PROMPT →
Pictures are not part of the copy; repeat everything else in the records exactly.
--- RECORD EXCERPTS ---
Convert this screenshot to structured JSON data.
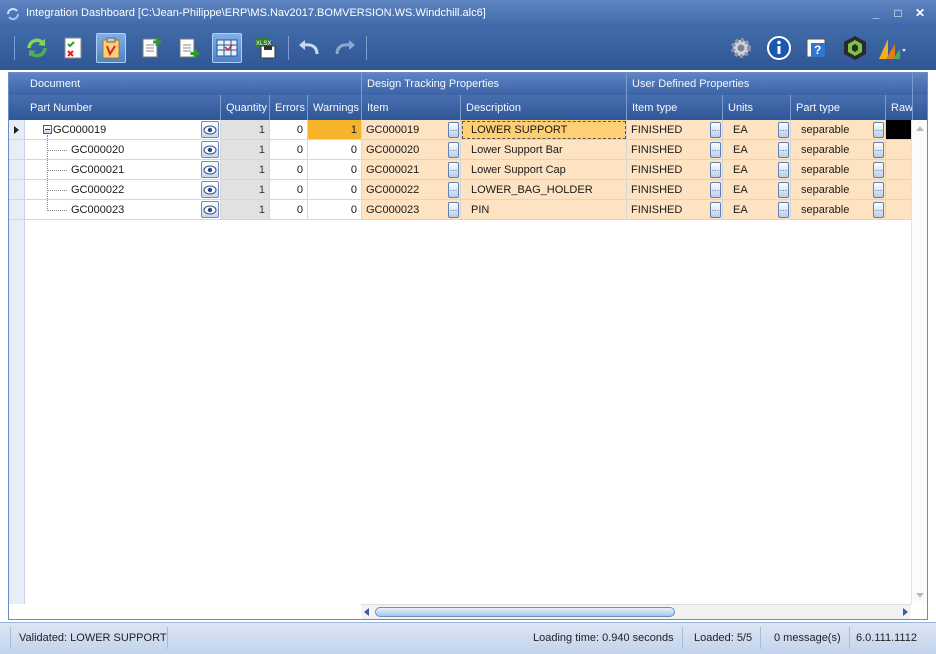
{
  "window": {
    "title": "Integration Dashboard [C:\\Jean-Philippe\\ERP\\MS.Nav2017.BOMVERSION.WS.Windchill.alc6]",
    "minimize_glyph": "_",
    "maximize_glyph": "□",
    "close_glyph": "✕"
  },
  "toolbar": {
    "left_icons": [
      "refresh-icon",
      "checklist-icon",
      "clipboard-icon",
      "new-document-icon",
      "add-document-icon",
      "spreadsheet-icon",
      "xlsx-save-icon",
      "undo-icon",
      "redo-icon"
    ],
    "right_icons": [
      "settings-gear-icon",
      "info-icon",
      "help-icon",
      "integration-logo-icon",
      "dynamics-logo-icon"
    ]
  },
  "grid": {
    "bands": {
      "document": "Document",
      "design_tracking": "Design Tracking Properties",
      "user_defined": "User Defined Properties"
    },
    "columns": {
      "part_number": "Part Number",
      "quantity": "Quantity",
      "errors": "Errors",
      "warnings": "Warnings",
      "item": "Item",
      "description": "Description",
      "item_type": "Item type",
      "units": "Units",
      "part_type": "Part type",
      "raw": "Raw"
    },
    "rows": [
      {
        "part_number": "GC000019",
        "quantity": "1",
        "errors": "0",
        "warnings": "1",
        "item": "GC000019",
        "description": "LOWER SUPPORT",
        "item_type": "FINISHED",
        "units": "EA",
        "part_type": "separable"
      },
      {
        "part_number": "GC000020",
        "quantity": "1",
        "errors": "0",
        "warnings": "0",
        "item": "GC000020",
        "description": "Lower Support Bar",
        "item_type": "FINISHED",
        "units": "EA",
        "part_type": "separable"
      },
      {
        "part_number": "GC000021",
        "quantity": "1",
        "errors": "0",
        "warnings": "0",
        "item": "GC000021",
        "description": "Lower Support Cap",
        "item_type": "FINISHED",
        "units": "EA",
        "part_type": "separable"
      },
      {
        "part_number": "GC000022",
        "quantity": "1",
        "errors": "0",
        "warnings": "0",
        "item": "GC000022",
        "description": "LOWER_BAG_HOLDER",
        "item_type": "FINISHED",
        "units": "EA",
        "part_type": "separable"
      },
      {
        "part_number": "GC000023",
        "quantity": "1",
        "errors": "0",
        "warnings": "0",
        "item": "GC000023",
        "description": "PIN",
        "item_type": "FINISHED",
        "units": "EA",
        "part_type": "separable"
      }
    ]
  },
  "status": {
    "validated": "Validated: LOWER SUPPORT",
    "loading_time": "Loading time: 0.940 seconds",
    "loaded": "Loaded: 5/5",
    "messages": "0 message(s)",
    "version": "6.0.111.1112"
  },
  "colors": {
    "warning": "#f6b42a",
    "design_cells": "#fde3c2",
    "header_blue": "#3b63a6"
  }
}
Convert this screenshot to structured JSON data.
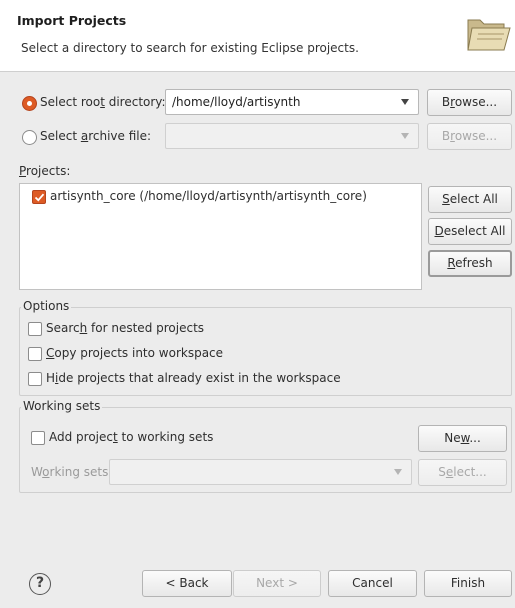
{
  "header": {
    "title": "Import Projects",
    "description": "Select a directory to search for existing Eclipse projects.",
    "icon": "folder-import-icon"
  },
  "source": {
    "root_dir": {
      "label_pre": "Select roo",
      "label_ul": "t",
      "label_post": " directory:",
      "value": "/home/lloyd/artisynth",
      "checked": true
    },
    "archive": {
      "label_pre": "Select ",
      "label_ul": "a",
      "label_post": "rchive file:",
      "value": "",
      "checked": false
    },
    "browse_root": {
      "pre": "B",
      "ul": "r",
      "post": "owse..."
    },
    "browse_archive": {
      "pre": "B",
      "ul": "r",
      "post": "owse..."
    }
  },
  "projects": {
    "label_ul": "P",
    "label_post": "rojects:",
    "items": [
      {
        "label": "artisynth_core (/home/lloyd/artisynth/artisynth_core)",
        "checked": true
      }
    ],
    "select_all": {
      "ul": "S",
      "post": "elect All"
    },
    "deselect_all": {
      "ul": "D",
      "post": "eselect All"
    },
    "refresh": {
      "ul": "R",
      "post": "efresh"
    }
  },
  "options": {
    "title": "Options",
    "nested": {
      "pre": "Searc",
      "ul": "h",
      "post": " for nested projects",
      "checked": false
    },
    "copy": {
      "pre": "",
      "ul": "C",
      "post": "opy projects into workspace",
      "checked": false
    },
    "hide": {
      "pre": "H",
      "ul": "i",
      "post": "de projects that already exist in the workspace",
      "checked": false
    }
  },
  "working_sets": {
    "title": "Working sets",
    "add": {
      "pre": "Add projec",
      "ul": "t",
      "post": " to working sets",
      "checked": false
    },
    "new": {
      "pre": "Ne",
      "ul": "w",
      "post": "..."
    },
    "sets_label": {
      "pre": "W",
      "ul": "o",
      "post": "rking sets:"
    },
    "select": {
      "pre": "S",
      "ul": "e",
      "post": "lect..."
    }
  },
  "footer": {
    "help": "?",
    "back": "< Back",
    "next": "Next >",
    "cancel": "Cancel",
    "finish": "Finish"
  },
  "colors": {
    "accent": "#dd5b25",
    "background": "#ececec"
  }
}
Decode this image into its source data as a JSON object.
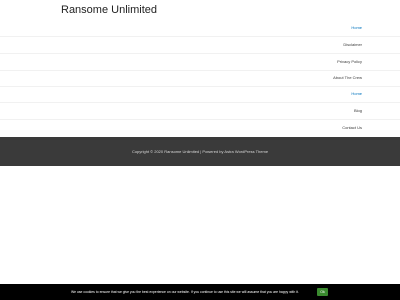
{
  "site": {
    "title": "Ransome Unlimited"
  },
  "nav": {
    "items": [
      {
        "label": "Home",
        "active": true
      },
      {
        "label": "Disclaimer",
        "active": false
      },
      {
        "label": "Privacy Policy",
        "active": false
      },
      {
        "label": "About The Crew",
        "active": false
      },
      {
        "label": "Home",
        "active": true
      },
      {
        "label": "Blog",
        "active": false
      },
      {
        "label": "Contact Us",
        "active": false
      }
    ]
  },
  "footer": {
    "copyright": "Copyright © 2020 Ransome Unlimited | Powered by Astra WordPress Theme"
  },
  "cookie": {
    "message": "We use cookies to ensure that we give you the best experience on our website. If you continue to use this site we will assume that you are happy with it.",
    "ok_label": "Ok"
  },
  "colors": {
    "accent": "#0274be",
    "footer_bg": "#3a3a3a",
    "cookie_bg": "#000000",
    "cookie_button": "#3a8a2f"
  }
}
---
ANSWER TO THE TASK →
Convert this screenshot to structured JSON data.
{
  "window": {
    "title": "Integration Dashboard [C:\\Jean-Philippe\\ERP\\MS.Nav2017.BOMVERSION.WS.Windchill.alc6]",
    "minimize_glyph": "_",
    "maximize_glyph": "□",
    "close_glyph": "✕"
  },
  "toolbar": {
    "left_icons": [
      "refresh-icon",
      "checklist-icon",
      "clipboard-icon",
      "new-document-icon",
      "add-document-icon",
      "spreadsheet-icon",
      "xlsx-save-icon",
      "undo-icon",
      "redo-icon"
    ],
    "right_icons": [
      "settings-gear-icon",
      "info-icon",
      "help-icon",
      "integration-logo-icon",
      "dynamics-logo-icon"
    ]
  },
  "grid": {
    "bands": {
      "document": "Document",
      "design_tracking": "Design Tracking Properties",
      "user_defined": "User Defined Properties"
    },
    "columns": {
      "part_number": "Part Number",
      "quantity": "Quantity",
      "errors": "Errors",
      "warnings": "Warnings",
      "item": "Item",
      "description": "Description",
      "item_type": "Item type",
      "units": "Units",
      "part_type": "Part type",
      "raw": "Raw"
    },
    "rows": [
      {
        "part_number": "GC000019",
        "quantity": "1",
        "errors": "0",
        "warnings": "1",
        "item": "GC000019",
        "description": "LOWER SUPPORT",
        "item_type": "FINISHED",
        "units": "EA",
        "part_type": "separable"
      },
      {
        "part_number": "GC000020",
        "quantity": "1",
        "errors": "0",
        "warnings": "0",
        "item": "GC000020",
        "description": "Lower Support Bar",
        "item_type": "FINISHED",
        "units": "EA",
        "part_type": "separable"
      },
      {
        "part_number": "GC000021",
        "quantity": "1",
        "errors": "0",
        "warnings": "0",
        "item": "GC000021",
        "description": "Lower Support Cap",
        "item_type": "FINISHED",
        "units": "EA",
        "part_type": "separable"
      },
      {
        "part_number": "GC000022",
        "quantity": "1",
        "errors": "0",
        "warnings": "0",
        "item": "GC000022",
        "description": "LOWER_BAG_HOLDER",
        "item_type": "FINISHED",
        "units": "EA",
        "part_type": "separable"
      },
      {
        "part_number": "GC000023",
        "quantity": "1",
        "errors": "0",
        "warnings": "0",
        "item": "GC000023",
        "description": "PIN",
        "item_type": "FINISHED",
        "units": "EA",
        "part_type": "separable"
      }
    ]
  },
  "status": {
    "validated": "Validated: LOWER SUPPORT",
    "loading_time": "Loading time: 0.940 seconds",
    "loaded": "Loaded: 5/5",
    "messages": "0 message(s)",
    "version": "6.0.111.1112"
  },
  "colors": {
    "warning": "#f6b42a",
    "design_cells": "#fde3c2",
    "header_blue": "#3b63a6"
  }
}
Convert this screenshot to structured JSON data.
{
  "header": {
    "title": "Import Projects",
    "description": "Select a directory to search for existing Eclipse projects.",
    "icon": "folder-import-icon"
  },
  "source": {
    "root_dir": {
      "label_pre": "Select roo",
      "label_ul": "t",
      "label_post": " directory:",
      "value": "/home/lloyd/artisynth",
      "checked": true
    },
    "archive": {
      "label_pre": "Select ",
      "label_ul": "a",
      "label_post": "rchive file:",
      "value": "",
      "checked": false
    },
    "browse_root": {
      "pre": "B",
      "ul": "r",
      "post": "owse..."
    },
    "browse_archive": {
      "pre": "B",
      "ul": "r",
      "post": "owse..."
    }
  },
  "projects": {
    "label_ul": "P",
    "label_post": "rojects:",
    "items": [
      {
        "label": "artisynth_core (/home/lloyd/artisynth/artisynth_core)",
        "checked": true
      }
    ],
    "select_all": {
      "ul": "S",
      "post": "elect All"
    },
    "deselect_all": {
      "ul": "D",
      "post": "eselect All"
    },
    "refresh": {
      "ul": "R",
      "post": "efresh"
    }
  },
  "options": {
    "title": "Options",
    "nested": {
      "pre": "Searc",
      "ul": "h",
      "post": " for nested projects",
      "checked": false
    },
    "copy": {
      "pre": "",
      "ul": "C",
      "post": "opy projects into workspace",
      "checked": false
    },
    "hide": {
      "pre": "H",
      "ul": "i",
      "post": "de projects that already exist in the workspace",
      "checked": false
    }
  },
  "working_sets": {
    "title": "Working sets",
    "add": {
      "pre": "Add projec",
      "ul": "t",
      "post": " to working sets",
      "checked": false
    },
    "new": {
      "pre": "Ne",
      "ul": "w",
      "post": "..."
    },
    "sets_label": {
      "pre": "W",
      "ul": "o",
      "post": "rking sets:"
    },
    "select": {
      "pre": "S",
      "ul": "e",
      "post": "lect..."
    }
  },
  "footer": {
    "help": "?",
    "back": "< Back",
    "next": "Next >",
    "cancel": "Cancel",
    "finish": "Finish"
  },
  "colors": {
    "accent": "#dd5b25",
    "background": "#ececec"
  }
}
Decode this image into its source data as a JSON object.
{
  "site": {
    "title": "Ransome Unlimited"
  },
  "nav": {
    "items": [
      {
        "label": "Home",
        "active": true
      },
      {
        "label": "Disclaimer",
        "active": false
      },
      {
        "label": "Privacy Policy",
        "active": false
      },
      {
        "label": "About The Crew",
        "active": false
      },
      {
        "label": "Home",
        "active": true
      },
      {
        "label": "Blog",
        "active": false
      },
      {
        "label": "Contact Us",
        "active": false
      }
    ]
  },
  "footer": {
    "copyright": "Copyright © 2020 Ransome Unlimited | Powered by Astra WordPress Theme"
  },
  "cookie": {
    "message": "We use cookies to ensure that we give you the best experience on our website. If you continue to use this site we will assume that you are happy with it.",
    "ok_label": "Ok"
  },
  "colors": {
    "accent": "#0274be",
    "footer_bg": "#3a3a3a",
    "cookie_bg": "#000000",
    "cookie_button": "#3a8a2f"
  }
}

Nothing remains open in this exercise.